# start of INPUT FOR THIS TASK
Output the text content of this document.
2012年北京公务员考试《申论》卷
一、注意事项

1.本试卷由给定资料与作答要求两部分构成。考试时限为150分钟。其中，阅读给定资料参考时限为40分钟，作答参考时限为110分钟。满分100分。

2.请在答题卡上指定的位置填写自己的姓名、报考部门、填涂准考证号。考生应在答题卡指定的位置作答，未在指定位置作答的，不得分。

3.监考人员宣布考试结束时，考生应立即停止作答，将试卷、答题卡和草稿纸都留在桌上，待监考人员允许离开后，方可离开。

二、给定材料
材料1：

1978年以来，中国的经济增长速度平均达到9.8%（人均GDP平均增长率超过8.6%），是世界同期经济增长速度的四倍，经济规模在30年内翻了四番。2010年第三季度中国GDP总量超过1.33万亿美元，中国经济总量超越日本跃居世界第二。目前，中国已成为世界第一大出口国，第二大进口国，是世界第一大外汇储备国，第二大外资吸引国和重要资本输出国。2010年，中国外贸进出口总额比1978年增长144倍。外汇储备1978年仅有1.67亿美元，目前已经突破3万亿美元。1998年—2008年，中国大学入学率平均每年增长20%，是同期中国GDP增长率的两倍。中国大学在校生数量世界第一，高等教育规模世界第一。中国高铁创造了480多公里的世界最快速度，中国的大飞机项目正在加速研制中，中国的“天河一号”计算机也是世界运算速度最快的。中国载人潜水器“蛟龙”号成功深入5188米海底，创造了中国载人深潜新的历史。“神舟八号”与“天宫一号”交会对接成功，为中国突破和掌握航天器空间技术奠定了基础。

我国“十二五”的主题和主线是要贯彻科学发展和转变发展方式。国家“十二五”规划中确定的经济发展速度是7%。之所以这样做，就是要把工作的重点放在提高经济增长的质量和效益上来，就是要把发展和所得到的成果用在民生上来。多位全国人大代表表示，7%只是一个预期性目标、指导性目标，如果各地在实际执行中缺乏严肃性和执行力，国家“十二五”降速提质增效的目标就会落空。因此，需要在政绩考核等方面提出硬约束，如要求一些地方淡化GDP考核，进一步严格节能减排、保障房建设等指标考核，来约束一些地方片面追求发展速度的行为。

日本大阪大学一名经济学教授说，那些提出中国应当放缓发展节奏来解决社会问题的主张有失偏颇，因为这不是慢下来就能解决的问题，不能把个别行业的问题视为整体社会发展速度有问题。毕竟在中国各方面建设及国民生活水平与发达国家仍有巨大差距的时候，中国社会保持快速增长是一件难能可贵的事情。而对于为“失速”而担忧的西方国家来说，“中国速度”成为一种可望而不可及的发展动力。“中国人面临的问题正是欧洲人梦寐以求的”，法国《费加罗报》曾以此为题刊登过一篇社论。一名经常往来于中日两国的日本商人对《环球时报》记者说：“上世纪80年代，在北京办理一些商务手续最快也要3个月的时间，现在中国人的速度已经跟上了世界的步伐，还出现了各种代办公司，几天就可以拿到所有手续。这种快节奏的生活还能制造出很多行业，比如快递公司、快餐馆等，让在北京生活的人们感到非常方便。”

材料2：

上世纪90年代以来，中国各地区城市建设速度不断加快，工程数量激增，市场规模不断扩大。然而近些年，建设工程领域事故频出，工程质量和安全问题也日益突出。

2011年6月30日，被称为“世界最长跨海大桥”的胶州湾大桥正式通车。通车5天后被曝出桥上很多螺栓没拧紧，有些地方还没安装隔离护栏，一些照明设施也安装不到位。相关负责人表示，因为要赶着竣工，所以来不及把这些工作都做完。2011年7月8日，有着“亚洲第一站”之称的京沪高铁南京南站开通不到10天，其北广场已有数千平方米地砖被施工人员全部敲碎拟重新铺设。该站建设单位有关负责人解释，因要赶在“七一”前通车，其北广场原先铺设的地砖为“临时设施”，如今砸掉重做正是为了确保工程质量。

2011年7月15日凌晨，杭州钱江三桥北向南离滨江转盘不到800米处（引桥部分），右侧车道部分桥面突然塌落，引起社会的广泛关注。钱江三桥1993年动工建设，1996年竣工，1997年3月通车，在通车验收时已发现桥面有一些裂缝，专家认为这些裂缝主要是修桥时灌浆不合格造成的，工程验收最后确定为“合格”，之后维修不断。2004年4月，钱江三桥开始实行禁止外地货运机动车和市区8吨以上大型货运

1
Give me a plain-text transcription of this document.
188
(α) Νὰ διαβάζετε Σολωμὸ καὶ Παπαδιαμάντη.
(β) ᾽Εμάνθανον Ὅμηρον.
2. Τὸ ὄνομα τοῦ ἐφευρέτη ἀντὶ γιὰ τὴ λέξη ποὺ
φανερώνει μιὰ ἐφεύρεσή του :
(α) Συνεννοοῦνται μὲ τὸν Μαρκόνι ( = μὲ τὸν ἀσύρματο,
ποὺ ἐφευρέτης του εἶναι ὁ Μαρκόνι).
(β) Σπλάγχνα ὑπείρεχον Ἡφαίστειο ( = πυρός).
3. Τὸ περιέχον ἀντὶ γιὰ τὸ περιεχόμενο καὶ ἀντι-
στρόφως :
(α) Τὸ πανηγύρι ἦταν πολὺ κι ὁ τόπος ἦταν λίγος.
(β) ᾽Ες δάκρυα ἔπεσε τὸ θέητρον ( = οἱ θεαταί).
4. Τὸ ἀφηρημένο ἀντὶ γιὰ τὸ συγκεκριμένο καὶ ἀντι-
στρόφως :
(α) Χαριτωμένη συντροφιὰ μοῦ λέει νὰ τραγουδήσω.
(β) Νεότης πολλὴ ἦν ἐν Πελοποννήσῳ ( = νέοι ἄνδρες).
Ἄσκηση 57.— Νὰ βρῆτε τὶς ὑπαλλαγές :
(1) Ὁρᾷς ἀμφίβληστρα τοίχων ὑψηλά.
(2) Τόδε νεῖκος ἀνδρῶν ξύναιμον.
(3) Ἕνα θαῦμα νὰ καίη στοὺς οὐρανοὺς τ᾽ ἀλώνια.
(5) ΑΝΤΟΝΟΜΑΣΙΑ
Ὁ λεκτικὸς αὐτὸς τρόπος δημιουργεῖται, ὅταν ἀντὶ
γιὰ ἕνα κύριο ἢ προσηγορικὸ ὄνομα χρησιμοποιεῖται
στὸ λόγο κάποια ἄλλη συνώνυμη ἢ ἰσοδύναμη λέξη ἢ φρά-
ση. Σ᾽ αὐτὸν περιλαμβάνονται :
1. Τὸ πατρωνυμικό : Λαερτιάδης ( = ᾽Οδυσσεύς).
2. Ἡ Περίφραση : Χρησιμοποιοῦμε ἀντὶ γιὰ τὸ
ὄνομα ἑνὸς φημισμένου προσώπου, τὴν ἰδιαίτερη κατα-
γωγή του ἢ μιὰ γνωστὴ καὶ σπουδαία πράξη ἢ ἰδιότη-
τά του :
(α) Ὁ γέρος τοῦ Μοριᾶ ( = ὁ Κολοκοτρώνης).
# end of INPUT FOR THIS TASK
Retype nothing except the lines from the line holding "Give me a plain-text" through the last line of the entries, both included.

Give me a plain-text transcription of this document.
188
(α) Νὰ διαβάζετε Σολωμὸ καὶ Παπαδιαμάντη.
(β) ᾽Εμάνθανον Ὅμηρον.
2. Τὸ ὄνομα τοῦ ἐφευρέτη ἀντὶ γιὰ τὴ λέξη ποὺ
φανερώνει μιὰ ἐφεύρεσή του :
(α) Συνεννοοῦνται μὲ τὸν Μαρκόνι ( = μὲ τὸν ἀσύρματο,
ποὺ ἐφευρέτης του εἶναι ὁ Μαρκόνι).
(β) Σπλάγχνα ὑπείρεχον Ἡφαίστειο ( = πυρός).
3. Τὸ περιέχον ἀντὶ γιὰ τὸ περιεχόμενο καὶ ἀντι-
στρόφως :
(α) Τὸ πανηγύρι ἦταν πολὺ κι ὁ τόπος ἦταν λίγος.
(β) ᾽Ες δάκρυα ἔπεσε τὸ θέητρον ( = οἱ θεαταί).
4. Τὸ ἀφηρημένο ἀντὶ γιὰ τὸ συγκεκριμένο καὶ ἀντι-
στρόφως :
(α) Χαριτωμένη συντροφιὰ μοῦ λέει νὰ τραγουδήσω.
(β) Νεότης πολλὴ ἦν ἐν Πελοποννήσῳ ( = νέοι ἄνδρες).
Ἄσκηση 57.— Νὰ βρῆτε τὶς ὑπαλλαγές :
(1) Ὁρᾷς ἀμφίβληστρα τοίχων ὑψηλά.
(2) Τόδε νεῖκος ἀνδρῶν ξύναιμον.
(3) Ἕνα θαῦμα νὰ καίη στοὺς οὐρανοὺς τ᾽ ἀλώνια.
(5) ΑΝΤΟΝΟΜΑΣΙΑ
Ὁ λεκτικὸς αὐτὸς τρόπος δημιουργεῖται, ὅταν ἀντὶ
γιὰ ἕνα κύριο ἢ προσηγορικὸ ὄνομα χρησιμοποιεῖται
στὸ λόγο κάποια ἄλλη συνώνυμη ἢ ἰσοδύναμη λέξη ἢ φρά-
ση. Σ᾽ αὐτὸν περιλαμβάνονται :
1. Τὸ πατρωνυμικό : Λαερτιάδης ( = ᾽Οδυσσεύς).
2. Ἡ Περίφραση : Χρησιμοποιοῦμε ἀντὶ γιὰ τὸ
ὄνομα ἑνὸς φημισμένου προσώπου, τὴν ἰδιαίτερη κατα-
γωγή του ἢ μιὰ γνωστὴ καὶ σπουδαία πράξη ἢ ἰδιότη-
τά του :
(α) Ὁ γέρος τοῦ Μοριᾶ ( = ὁ Κολοκοτρώνης).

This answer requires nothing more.